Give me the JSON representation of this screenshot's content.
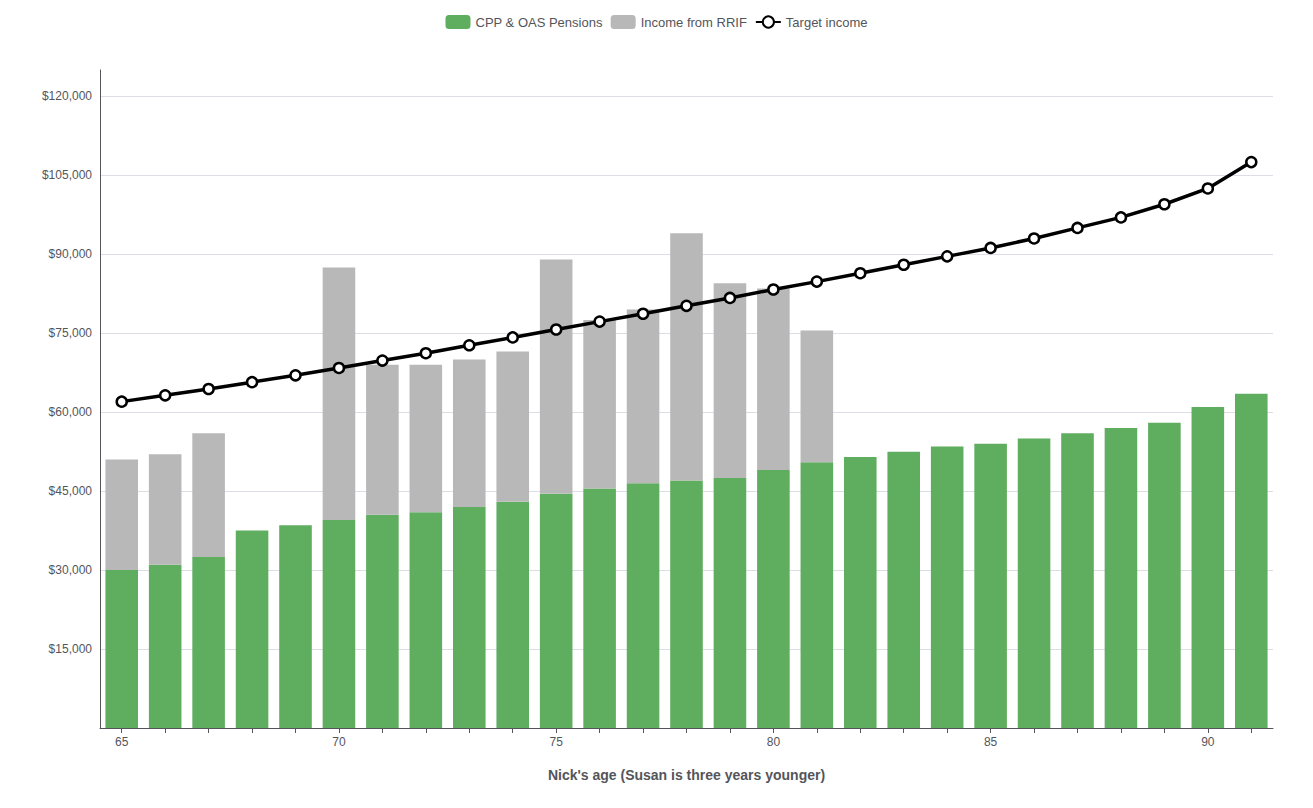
{
  "chart_data": {
    "type": "bar",
    "xlabel": "Nick's age (Susan is three years younger)",
    "categories": [
      "65",
      null,
      null,
      null,
      null,
      "70",
      null,
      null,
      null,
      null,
      "75",
      null,
      null,
      null,
      null,
      "80",
      null,
      null,
      null,
      null,
      "85",
      null,
      null,
      null,
      null,
      "90",
      null
    ],
    "series": [
      {
        "name": "CPP & OAS Pensions",
        "type": "bar",
        "color": "#5fad5f",
        "values": [
          30000,
          31000,
          32500,
          37500,
          38500,
          39500,
          40500,
          41000,
          42000,
          43000,
          44500,
          45500,
          46500,
          47000,
          47500,
          49000,
          50500,
          51500,
          52500,
          53500,
          54000,
          55000,
          56000,
          57000,
          58000,
          61000,
          63500
        ]
      },
      {
        "name": "Income from RRIF",
        "type": "bar",
        "color": "#b8b8b8",
        "values": [
          21000,
          21000,
          23500,
          0,
          0,
          48000,
          28500,
          28000,
          28000,
          28500,
          44500,
          32000,
          33000,
          47000,
          37000,
          34500,
          25000,
          0,
          0,
          0,
          0,
          0,
          0,
          0,
          0,
          0,
          0
        ]
      },
      {
        "name": "Target income",
        "type": "line",
        "color": "#000000",
        "marker": "circle",
        "line_style": "solid",
        "values": [
          62000,
          63200,
          64400,
          65700,
          67000,
          68400,
          69800,
          71200,
          72700,
          74200,
          75700,
          77200,
          78700,
          80200,
          81700,
          83300,
          84800,
          86400,
          88000,
          89600,
          91200,
          93000,
          95000,
          97000,
          99500,
          102500,
          107500
        ]
      }
    ],
    "stacked": true,
    "ylim": [
      0,
      125000
    ],
    "yticks": [
      {
        "value": 15000,
        "label": "$15,000"
      },
      {
        "value": 30000,
        "label": "$30,000"
      },
      {
        "value": 45000,
        "label": "$45,000"
      },
      {
        "value": 60000,
        "label": "$60,000"
      },
      {
        "value": 75000,
        "label": "$75,000"
      },
      {
        "value": 90000,
        "label": "$90,000"
      },
      {
        "value": 105000,
        "label": "$105,000"
      },
      {
        "value": 120000,
        "label": "$120,000"
      }
    ],
    "grid": true,
    "legend": "top"
  }
}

Task objective —
From the listing above, return each line with the word "name".

Response for this exercise —
        "name": "CPP & OAS Pensions",
        "name": "Income from RRIF",
        "name": "Target income",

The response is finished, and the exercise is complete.